Stored entries
- - - -
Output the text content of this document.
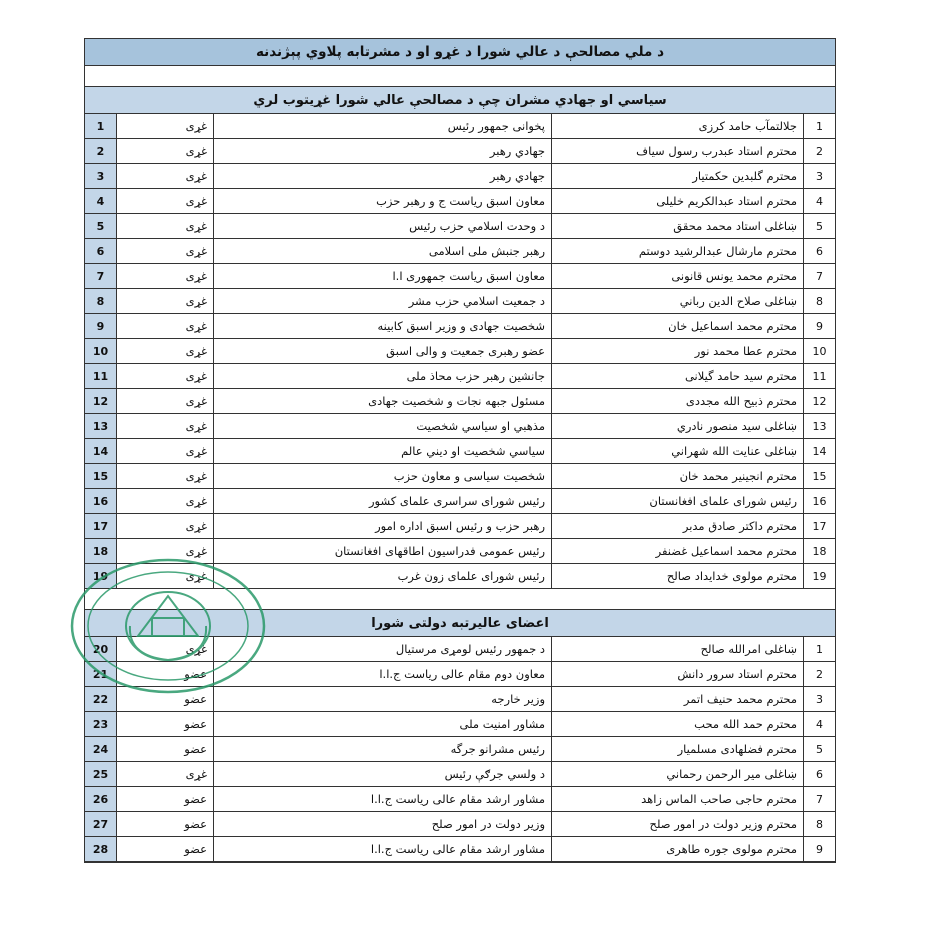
د ملي مصالحې د عالي شورا د غړو او د مشرتابه پلاوي پېژندنه
سياسي او جهادي مشران چې د مصالحې عالي شورا غړيتوب لري
1	غړی	پخوانی جمهور رئیس	جلالتمآب حامد کرزی	1
2	غړی	جهادي رهبر	محترم استاد عبدرب رسول سیاف	2
3	غړی	جهادي رهبر	محترم گلبدین حکمتیار	3
4	غړی	معاون اسبق رياست ج و رهبر حزب	محترم استاد عبدالکریم خلیلی	4
5	غړی	د وحدت اسلامي حزب رئيس	ښاغلی استاد محمد محقق	5
6	غړی	رهبر جنبش ملی اسلامی	محترم مارشال عبدالرشید دوستم	6
7	غړی	معاون اسبق رياست جمهوری ا.ا	محترم محمد یونس قانونی	7
8	غړی	د جمعیت اسلامي حزب مشر	ښاغلی صلاح الدین رباني	8
9	غړی	شخصیت جهادی و وزیر اسبق کابینه	محترم محمد اسماعیل خان	9
10	غړی	عضو رهبری جمعیت و والی اسبق	محترم عطا محمد نور	10
11	غړی	جانشین رهبر حزب محاذ ملی	محترم سید حامد گیلانی	11
12	غړی	مسئول جبهه نجات و شخصیت جهادی	محترم ذبیح الله مجددی	12
13	غړی	مذهبي او سياسي شخصيت	ښاغلی سید منصور نادري	13
14	غړی	سیاسي شخصیت او دیني عالم	ښاغلی عنایت الله شهراني	14
15	غړی	شخصیت سیاسی و معاون حزب	محترم انجینیر محمد خان	15
16	غړی	رئیس شورای سراسری علمای کشور	رئیس شورای علمای افغانستان	16
17	غړی	رهبر حزب و رئیس اسبق اداره امور	محترم داکتر صادق مدبر	17
18	غړی	رئیس عمومی فدراسیون اطاقهای افغانستان	محترم محمد اسماعیل غضنفر	18
19	غړی	رئیس شورای علمای زون غرب	محترم مولوی خدایداد صالح	19
اعضای عالیرتبه دولتی شورا
20	غړی	د جمهور رئیس لومړی مرستیال	ښاغلی امرالله صالح	1
21	عضو	معاون دوم مقام عالی رياست ج.ا.ا	محترم استاد سرور دانش	2
22	عضو	وزير خارجه	محترم محمد حنیف اتمر	3
23	عضو	مشاور امنیت ملی	محترم حمد الله محب	4
24	عضو	رئيس مشرانو جرگه	محترم فضلهادی مسلمیار	5
25	غړی	د ولسي جرګې رئیس	ښاغلی میر الرحمن رحماني	6
26	عضو	مشاور ارشد مقام عالی رياست ج.ا.ا	محترم حاجی صاحب الماس زاهد	7
27	عضو	وزیر دولت در امور صلح	محترم وزیر دولت در امور صلح	8
28	عضو	مشاور ارشد مقام عالی رياست ج.ا.ا	محترم مولوی جوره طاهری	9
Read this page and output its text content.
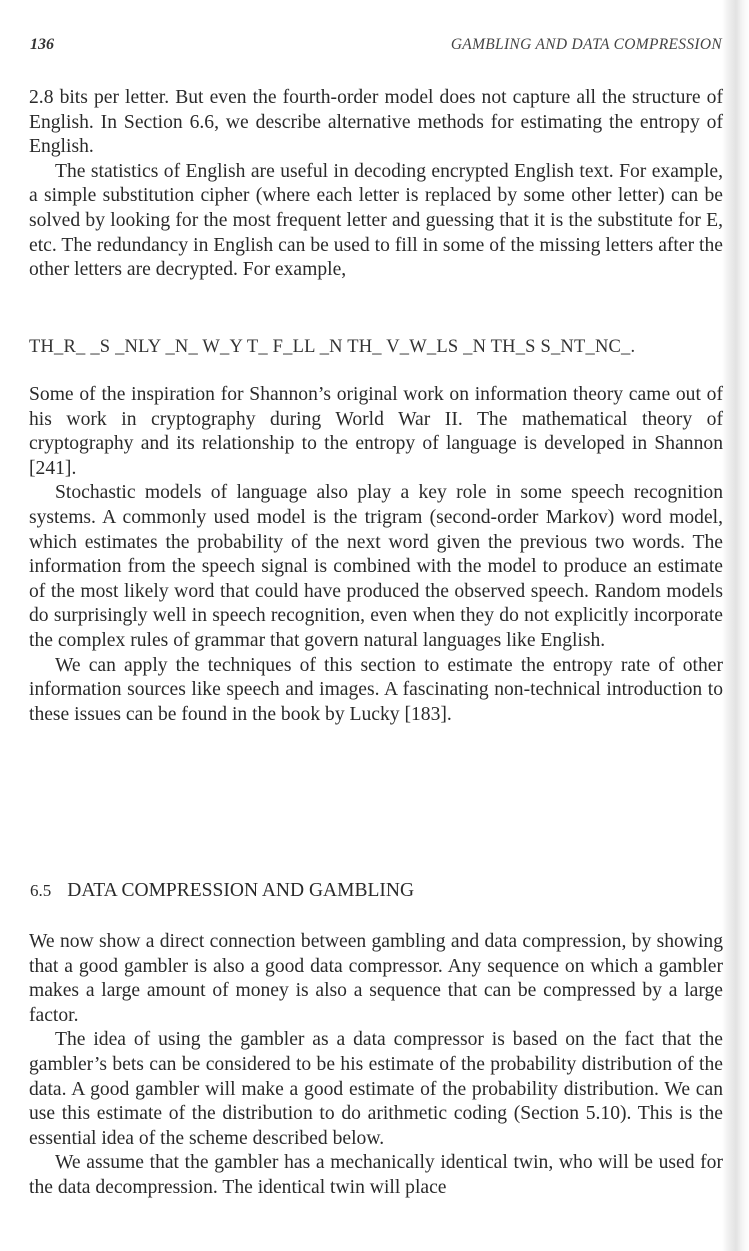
136	GAMBLING AND DATA COMPRESSION

2.8 bits per letter. But even the fourth-order model does not capture all the structure of English. In Section 6.6, we describe alternative methods for estimating the entropy of English.

The statistics of English are useful in decoding encrypted English text. For example, a simple substitution cipher (where each letter is replaced by some other letter) can be solved by looking for the most frequent letter and guessing that it is the substitute for E, etc. The redundancy in English can be used to fill in some of the missing letters after the other letters are decrypted. For example,

TH_R_ _S _NLY _N_ W_Y T_ F_LL _N TH_ V_W_LS _N TH_S S_NT_NC_.

Some of the inspiration for Shannon’s original work on information theory came out of his work in cryptography during World War II. The mathematical theory of cryptography and its relationship to the entropy of language is developed in Shannon [241].

Stochastic models of language also play a key role in some speech recognition systems. A commonly used model is the trigram (second-order Markov) word model, which estimates the probability of the next word given the previous two words. The information from the speech signal is combined with the model to produce an estimate of the most likely word that could have produced the observed speech. Random models do surprisingly well in speech recognition, even when they do not explicitly incorporate the complex rules of grammar that govern natural languages like English.

We can apply the techniques of this section to estimate the entropy rate of other information sources like speech and images. A fascinating non-technical introduction to these issues can be found in the book by Lucky [183].

6.5 DATA COMPRESSION AND GAMBLING

We now show a direct connection between gambling and data compression, by showing that a good gambler is also a good data compressor. Any sequence on which a gambler makes a large amount of money is also a sequence that can be compressed by a large factor.

The idea of using the gambler as a data compressor is based on the fact that the gambler’s bets can be considered to be his estimate of the probability distribution of the data. A good gambler will make a good estimate of the probability distribution. We can use this estimate of the distribution to do arithmetic coding (Section 5.10). This is the essential idea of the scheme described below.

We assume that the gambler has a mechanically identical twin, who will be used for the data decompression. The identical twin will place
- - - -
## WHAT TO DO:
Read the entries and pick out all lines that include the word "شخصیت".

## ANSWER TO THIS EXERCISE:
9	غړی	شخصیت جهادی و وزیر اسبق کابینه	محترم محمد اسماعیل خان	9
12	غړی	مسئول جبهه نجات و شخصیت جهادی	محترم ذبیح الله مجددی	12
14	غړی	سیاسي شخصیت او دیني عالم	ښاغلی عنایت الله شهراني	14
15	غړی	شخصیت سیاسی و معاون حزب	محترم انجینیر محمد خان	15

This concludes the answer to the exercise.